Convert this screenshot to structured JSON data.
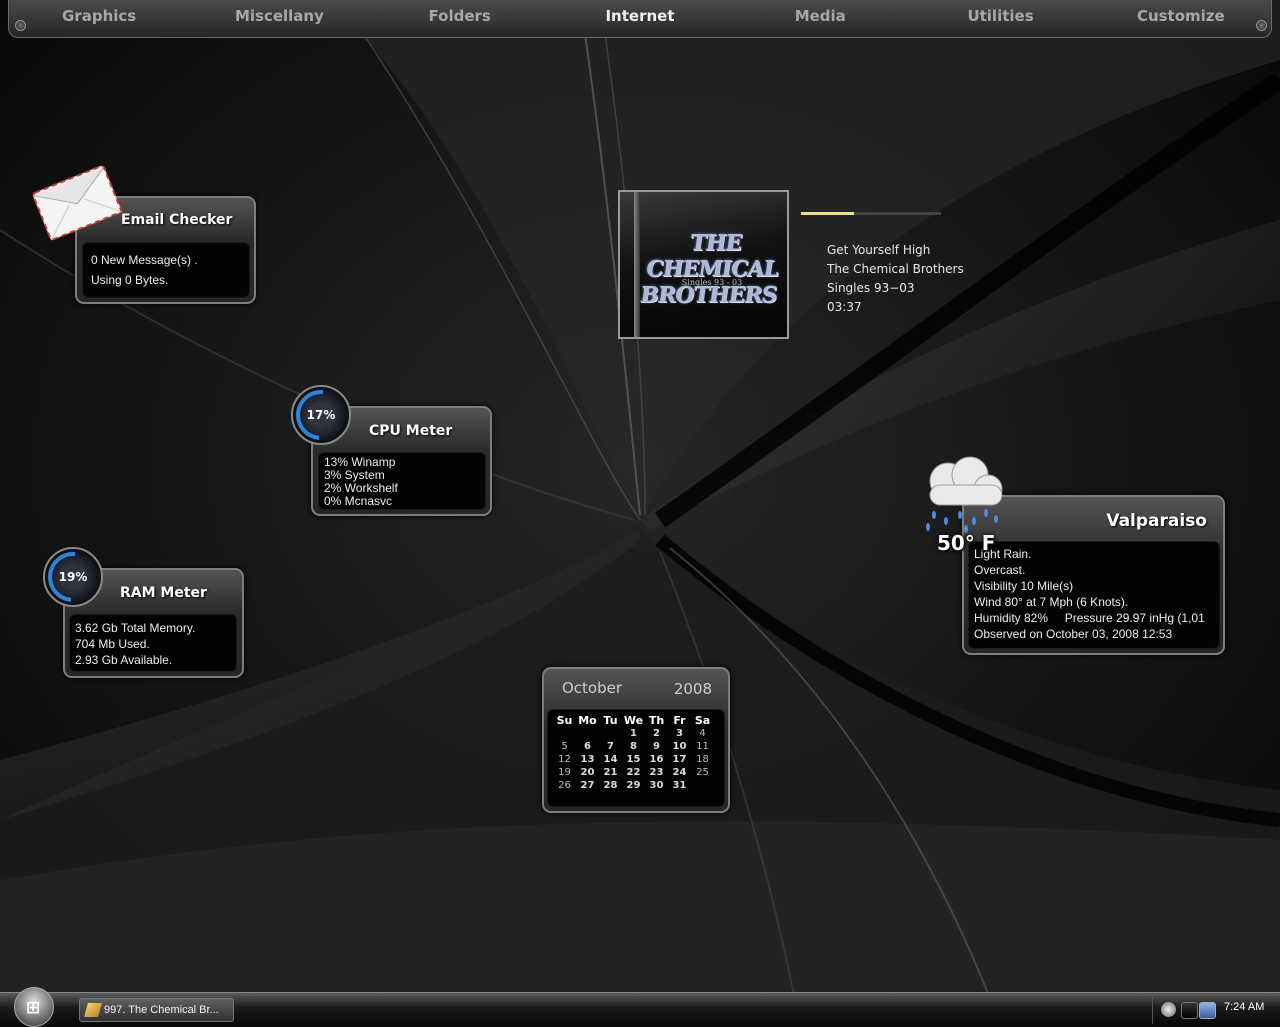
{
  "top_nav": {
    "items": [
      "Graphics",
      "Miscellany",
      "Folders",
      "Internet",
      "Media",
      "Utilities",
      "Customize"
    ],
    "active": "Internet"
  },
  "email_checker": {
    "title": "Email Checker",
    "icon": "envelope-icon",
    "lines": [
      "0 New Message(s) .",
      "Using 0 Bytes."
    ]
  },
  "cpu_meter": {
    "title": "CPU Meter",
    "gauge": "17%",
    "usage_fraction": 0.17,
    "lines": [
      "13% Winamp",
      "3% System",
      "2% Workshelf",
      "0% Mcnasvc"
    ]
  },
  "ram_meter": {
    "title": "RAM Meter",
    "gauge": "19%",
    "usage_fraction": 0.19,
    "lines": [
      "3.62 Gb Total Memory.",
      "704 Mb Used.",
      "2.93 Gb Available."
    ]
  },
  "now_playing": {
    "album_art_title": "THE CHEMICAL BROTHERS",
    "album_art_subtitle": "Singles 93 - 03",
    "track": "Get Yourself High",
    "artist": "The Chemical Brothers",
    "album": "Singles 93−03",
    "duration": "03:37",
    "progress_fraction": 0.38,
    "progress_color": "#f1e28a"
  },
  "weather": {
    "city": "Valparaiso",
    "temperature": "50° F",
    "icon": "rain-cloud-icon",
    "lines": [
      "Light Rain.",
      "Overcast.",
      "Visibility 10 Mile(s)",
      "Wind 80° at 7 Mph (6 Knots).",
      "Humidity 82%     Pressure 29.97 inHg (1,01",
      "Observed on October 03, 2008 12:53"
    ]
  },
  "calendar": {
    "month": "October",
    "year": "2008",
    "weekdays": [
      "Su",
      "Mo",
      "Tu",
      "We",
      "Th",
      "Fr",
      "Sa"
    ],
    "weeks": [
      [
        "",
        "",
        "",
        "1",
        "2",
        "3",
        "4"
      ],
      [
        "5",
        "6",
        "7",
        "8",
        "9",
        "10",
        "11"
      ],
      [
        "12",
        "13",
        "14",
        "15",
        "16",
        "17",
        "18"
      ],
      [
        "19",
        "20",
        "21",
        "22",
        "23",
        "24",
        "25"
      ],
      [
        "26",
        "27",
        "28",
        "29",
        "30",
        "31",
        ""
      ]
    ]
  },
  "taskbar": {
    "start_icon": "windows-logo-icon",
    "window_button": "997. The Chemical Br...",
    "clock": "7:24 AM",
    "tray_icons": [
      "speaker-icon",
      "media-icon",
      "network-icon"
    ]
  }
}
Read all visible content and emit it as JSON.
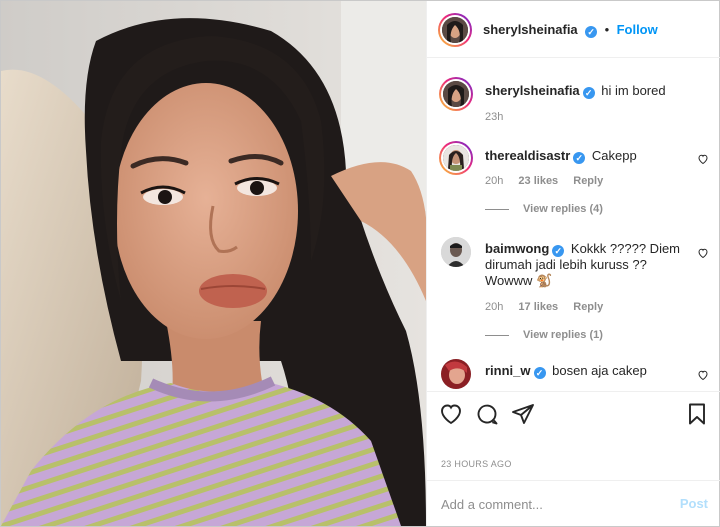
{
  "header": {
    "username": "sherylsheinafia",
    "separator": "•",
    "follow_label": "Follow",
    "verified_icon": "verified-badge-icon"
  },
  "caption": {
    "username": "sherylsheinafia",
    "text": "hi im bored",
    "time": "23h"
  },
  "comments": [
    {
      "username": "therealdisastr",
      "text": "Cakepp",
      "time": "20h",
      "likes": "23 likes",
      "reply_label": "Reply",
      "view_replies": "View replies (4)"
    },
    {
      "username": "baimwong",
      "text": "Kokkk ????? Diem dirumah jadi lebih kuruss ?? Wowww 🐒",
      "time": "20h",
      "likes": "17 likes",
      "reply_label": "Reply",
      "view_replies": "View replies (1)"
    },
    {
      "username": "rinni_w",
      "text": "bosen aja cakep"
    }
  ],
  "actions": {
    "like_icon": "heart-icon",
    "comment_icon": "comment-icon",
    "share_icon": "paper-plane-icon",
    "save_icon": "bookmark-icon"
  },
  "timestamp": "23 HOURS AGO",
  "add_comment": {
    "placeholder": "Add a comment...",
    "post_label": "Post"
  },
  "colors": {
    "accent": "#0095f6",
    "verified": "#3897f0",
    "muted": "#8e8e8e",
    "post_disabled": "#b2dffc"
  }
}
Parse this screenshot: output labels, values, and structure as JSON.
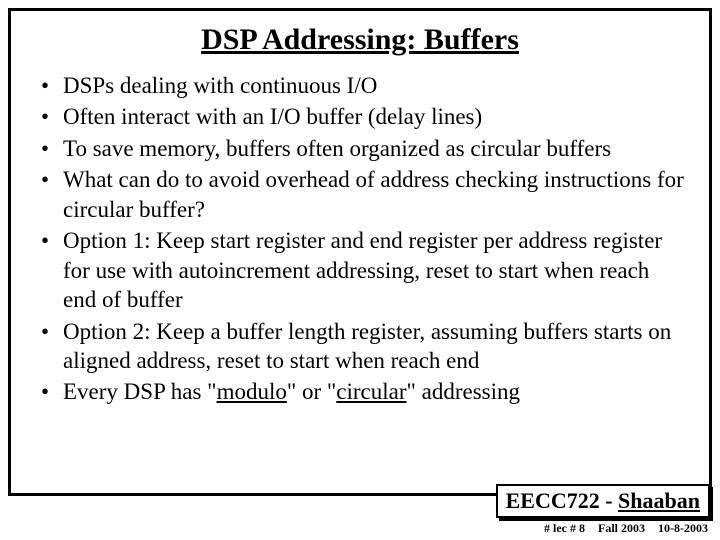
{
  "title": "DSP Addressing: Buffers",
  "bullets": [
    {
      "text": "DSPs dealing with continuous I/O"
    },
    {
      "text": "Often interact with an I/O buffer (delay lines)"
    },
    {
      "text": "To save memory, buffers often organized as circular buffers"
    },
    {
      "text": "What can do to avoid overhead of address checking instructions for circular buffer?"
    },
    {
      "text": "Option 1: Keep start register and end register per address register for use with autoincrement addressing, reset to start when reach end of buffer"
    },
    {
      "text": "Option 2: Keep a buffer length register, assuming buffers starts on aligned address, reset to start when reach end"
    },
    {
      "html": "Every DSP has \"<span class=\"u\">modulo</span>\" or \"<span class=\"u\">circular</span>\" addressing"
    }
  ],
  "footer": {
    "course": "EECC722",
    "sep": " - ",
    "author": "Shaaban",
    "lec": "#  lec # 8",
    "term": "Fall 2003",
    "date": "10-8-2003"
  }
}
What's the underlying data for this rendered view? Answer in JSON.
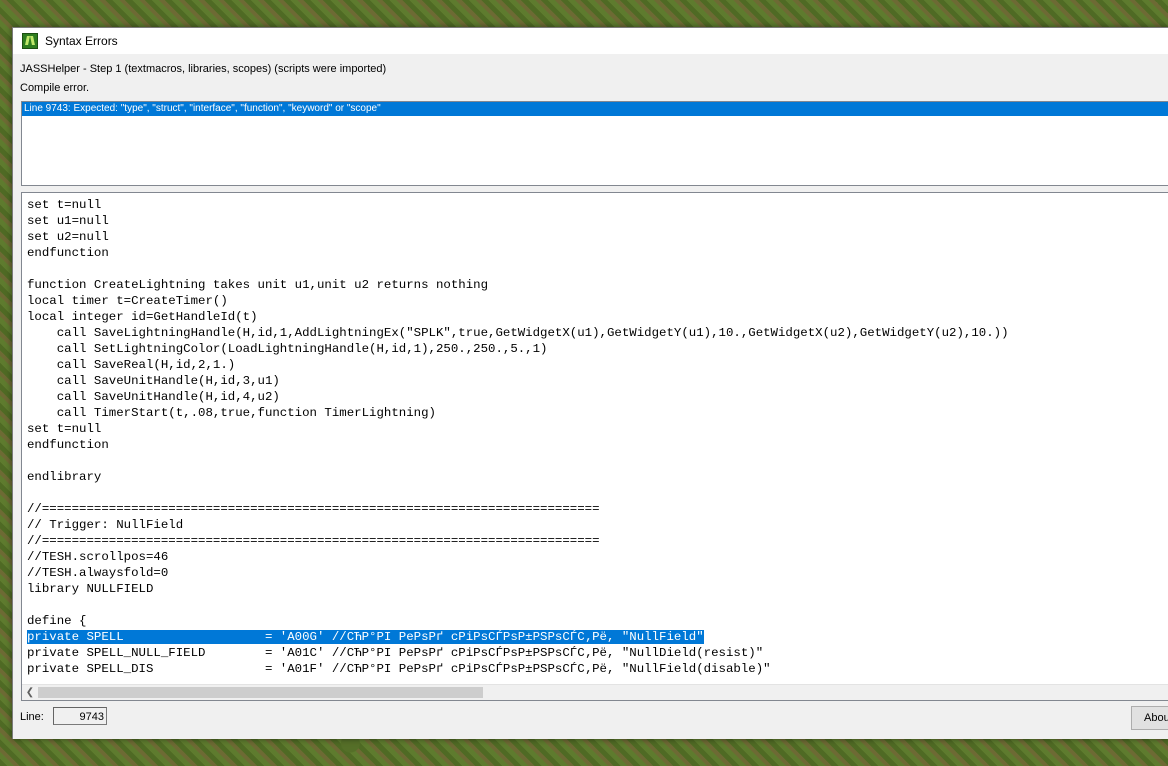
{
  "window": {
    "title": "Syntax Errors",
    "status_step": "JASSHelper - Step 1 (textmacros, libraries, scopes) (scripts were imported)",
    "status_result": "Compile error."
  },
  "errors": [
    "Line 9743: Expected: \"type\", \"struct\", \"interface\", \"function\", \"keyword\" or \"scope\""
  ],
  "code_lines": [
    "set t=null",
    "set u1=null",
    "set u2=null",
    "endfunction",
    "",
    "function CreateLightning takes unit u1,unit u2 returns nothing",
    "local timer t=CreateTimer()",
    "local integer id=GetHandleId(t)",
    "    call SaveLightningHandle(H,id,1,AddLightningEx(\"SPLK\",true,GetWidgetX(u1),GetWidgetY(u1),10.,GetWidgetX(u2),GetWidgetY(u2),10.))",
    "    call SetLightningColor(LoadLightningHandle(H,id,1),250.,250.,5.,1)",
    "    call SaveReal(H,id,2,1.)",
    "    call SaveUnitHandle(H,id,3,u1)",
    "    call SaveUnitHandle(H,id,4,u2)",
    "    call TimerStart(t,.08,true,function TimerLightning)",
    "set t=null",
    "endfunction",
    "",
    "endlibrary",
    "",
    "//===========================================================================",
    "// Trigger: NullField",
    "//===========================================================================",
    "//TESH.scrollpos=46",
    "//TESH.alwaysfold=0",
    "library NULLFIELD",
    "",
    "define {",
    "private SPELL                   = 'A00G' //СЋР°РІ РеРѕРґ сРіРѕСЃРѕР±РЅРѕСЃС‚Рё, \"NullField\"",
    "private SPELL_NULL_FIELD        = 'A01C' //СЋР°РІ РеРѕРґ сРіРѕСЃРѕР±РЅРѕСЃС‚Рё, \"NullDield(resist)\"",
    "private SPELL_DIS               = 'A01F' //СЋР°РІ РеРѕРґ сРіРѕСЃРѕР±РЅРѕСЃС‚Рё, \"NullField(disable)\""
  ],
  "selected_line_index": 27,
  "footer": {
    "line_label": "Line:",
    "line_value": "9743",
    "about_label": "About"
  },
  "colors": {
    "selection": "#0078d7",
    "window_bg": "#f0f0f0"
  }
}
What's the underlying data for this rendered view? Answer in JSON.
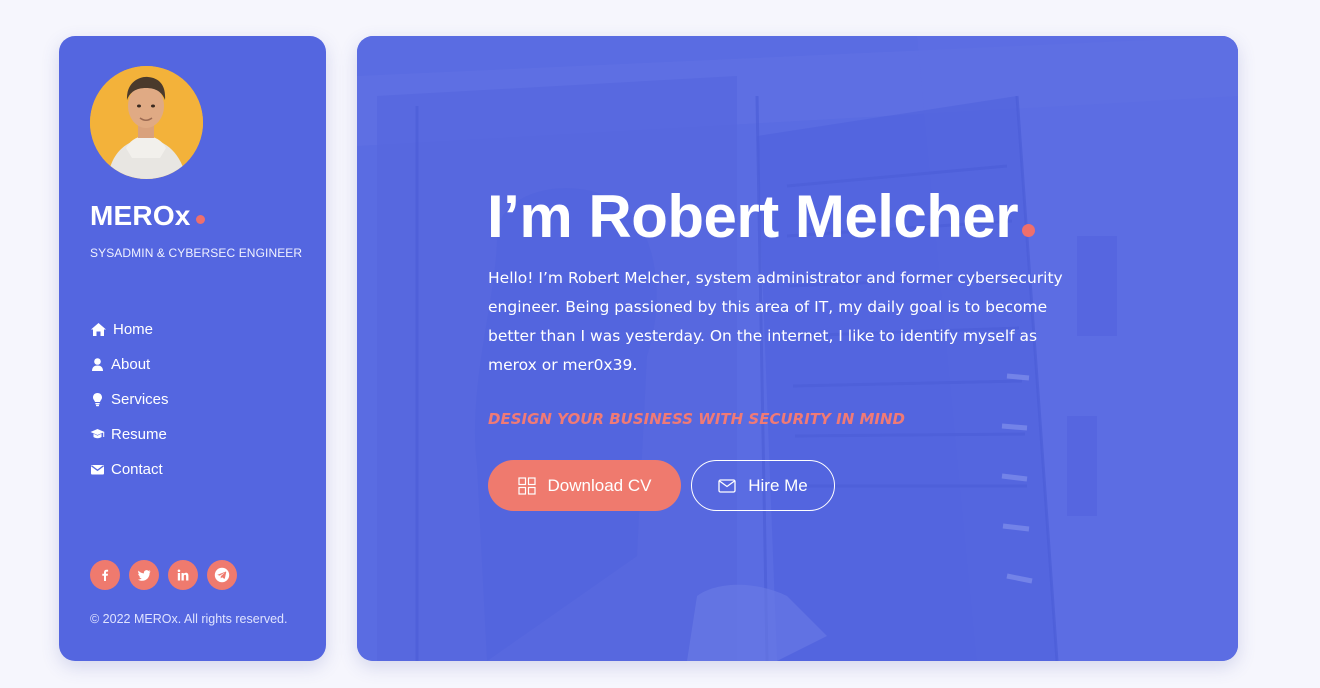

Task details:
Lines containing the word "reach" must all be returned from the material above.

Correct output:
      "text": "Option 1: Keep start register and end register per address register for use with autoincrement addressing, reset to start when reach end of buffer"
      "text": "Option 2: Keep a buffer length register, assuming buffers starts on aligned address, reset to start when reach end"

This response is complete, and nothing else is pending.